-- TASK INPUTS start --

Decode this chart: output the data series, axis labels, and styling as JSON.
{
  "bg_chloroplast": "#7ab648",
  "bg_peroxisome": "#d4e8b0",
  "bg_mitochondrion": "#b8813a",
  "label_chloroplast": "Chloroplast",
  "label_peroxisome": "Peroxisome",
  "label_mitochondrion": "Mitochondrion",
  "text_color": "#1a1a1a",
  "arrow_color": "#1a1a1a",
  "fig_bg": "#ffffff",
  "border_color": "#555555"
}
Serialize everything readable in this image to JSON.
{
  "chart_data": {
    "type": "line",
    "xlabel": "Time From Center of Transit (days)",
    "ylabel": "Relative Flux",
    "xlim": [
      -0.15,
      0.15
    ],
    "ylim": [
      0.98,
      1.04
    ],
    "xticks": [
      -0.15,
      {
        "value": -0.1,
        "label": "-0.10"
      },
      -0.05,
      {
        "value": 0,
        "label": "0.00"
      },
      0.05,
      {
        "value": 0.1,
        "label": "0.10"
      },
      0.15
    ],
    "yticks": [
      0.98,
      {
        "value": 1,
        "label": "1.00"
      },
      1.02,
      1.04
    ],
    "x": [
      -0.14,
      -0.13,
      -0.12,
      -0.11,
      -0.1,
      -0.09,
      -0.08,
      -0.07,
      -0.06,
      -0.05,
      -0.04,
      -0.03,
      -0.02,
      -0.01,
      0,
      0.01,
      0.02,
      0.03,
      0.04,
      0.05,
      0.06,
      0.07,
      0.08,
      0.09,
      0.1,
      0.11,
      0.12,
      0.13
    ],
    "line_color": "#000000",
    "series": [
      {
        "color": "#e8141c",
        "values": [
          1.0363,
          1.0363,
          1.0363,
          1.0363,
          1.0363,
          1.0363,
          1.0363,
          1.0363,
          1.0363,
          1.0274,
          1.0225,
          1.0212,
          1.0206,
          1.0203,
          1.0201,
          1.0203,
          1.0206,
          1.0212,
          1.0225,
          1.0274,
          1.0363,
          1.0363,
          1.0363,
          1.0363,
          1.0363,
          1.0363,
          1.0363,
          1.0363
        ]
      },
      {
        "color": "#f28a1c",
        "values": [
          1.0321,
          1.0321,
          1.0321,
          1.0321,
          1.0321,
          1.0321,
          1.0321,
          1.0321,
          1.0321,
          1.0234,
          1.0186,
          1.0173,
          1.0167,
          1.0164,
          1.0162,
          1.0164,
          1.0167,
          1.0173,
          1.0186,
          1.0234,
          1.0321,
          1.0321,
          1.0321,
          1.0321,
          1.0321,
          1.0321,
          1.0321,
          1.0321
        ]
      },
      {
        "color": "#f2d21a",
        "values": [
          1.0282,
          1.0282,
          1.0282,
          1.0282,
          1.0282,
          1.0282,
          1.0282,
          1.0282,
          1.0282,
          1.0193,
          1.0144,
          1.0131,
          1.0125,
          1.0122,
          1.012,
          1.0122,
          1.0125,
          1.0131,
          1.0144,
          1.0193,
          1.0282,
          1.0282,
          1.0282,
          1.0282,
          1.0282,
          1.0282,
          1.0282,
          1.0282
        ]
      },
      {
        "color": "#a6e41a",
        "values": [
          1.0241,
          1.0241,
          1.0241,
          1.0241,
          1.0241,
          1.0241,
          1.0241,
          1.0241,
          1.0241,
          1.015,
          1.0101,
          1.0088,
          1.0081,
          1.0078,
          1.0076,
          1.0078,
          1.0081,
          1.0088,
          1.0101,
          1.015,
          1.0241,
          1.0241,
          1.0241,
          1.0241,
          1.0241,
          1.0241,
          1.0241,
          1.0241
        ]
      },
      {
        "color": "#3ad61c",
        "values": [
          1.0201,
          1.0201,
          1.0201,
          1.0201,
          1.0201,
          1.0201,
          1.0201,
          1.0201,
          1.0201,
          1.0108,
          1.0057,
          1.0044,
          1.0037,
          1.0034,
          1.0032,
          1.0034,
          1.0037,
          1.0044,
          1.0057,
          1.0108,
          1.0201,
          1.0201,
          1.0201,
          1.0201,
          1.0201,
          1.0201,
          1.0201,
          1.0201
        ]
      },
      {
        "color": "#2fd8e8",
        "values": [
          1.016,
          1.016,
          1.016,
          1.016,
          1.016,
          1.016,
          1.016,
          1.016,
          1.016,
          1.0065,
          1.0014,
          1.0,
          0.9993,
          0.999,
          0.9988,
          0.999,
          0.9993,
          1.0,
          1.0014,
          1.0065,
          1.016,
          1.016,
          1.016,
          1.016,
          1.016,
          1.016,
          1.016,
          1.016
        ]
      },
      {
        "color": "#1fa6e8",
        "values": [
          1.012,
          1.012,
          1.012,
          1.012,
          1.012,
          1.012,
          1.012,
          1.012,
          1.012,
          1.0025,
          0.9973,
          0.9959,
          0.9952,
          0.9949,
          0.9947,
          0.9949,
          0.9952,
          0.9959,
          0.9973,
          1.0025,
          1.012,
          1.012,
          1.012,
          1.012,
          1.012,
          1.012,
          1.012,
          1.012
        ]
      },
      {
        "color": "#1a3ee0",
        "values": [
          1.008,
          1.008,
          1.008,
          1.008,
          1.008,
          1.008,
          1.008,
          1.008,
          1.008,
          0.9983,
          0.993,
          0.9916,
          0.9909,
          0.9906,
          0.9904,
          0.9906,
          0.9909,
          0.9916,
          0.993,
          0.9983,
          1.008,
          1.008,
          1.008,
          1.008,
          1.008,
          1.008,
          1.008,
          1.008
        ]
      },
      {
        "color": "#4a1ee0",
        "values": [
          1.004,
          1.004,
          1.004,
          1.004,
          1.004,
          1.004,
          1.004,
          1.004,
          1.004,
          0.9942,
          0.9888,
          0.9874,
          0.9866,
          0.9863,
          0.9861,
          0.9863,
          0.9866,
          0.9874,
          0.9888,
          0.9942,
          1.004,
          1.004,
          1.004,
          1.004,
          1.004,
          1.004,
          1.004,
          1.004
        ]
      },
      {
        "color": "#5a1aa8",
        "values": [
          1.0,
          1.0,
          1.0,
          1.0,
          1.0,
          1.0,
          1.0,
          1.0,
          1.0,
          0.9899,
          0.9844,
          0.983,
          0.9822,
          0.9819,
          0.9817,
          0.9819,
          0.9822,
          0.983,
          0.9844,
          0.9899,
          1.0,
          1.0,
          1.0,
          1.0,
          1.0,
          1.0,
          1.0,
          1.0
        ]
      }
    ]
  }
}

-- TASK INPUTS end --

■ **WHAT IS ASKED**: In the entries above, count each line with "this"; reply with the total only.

■ **FINAL RESULT**: 2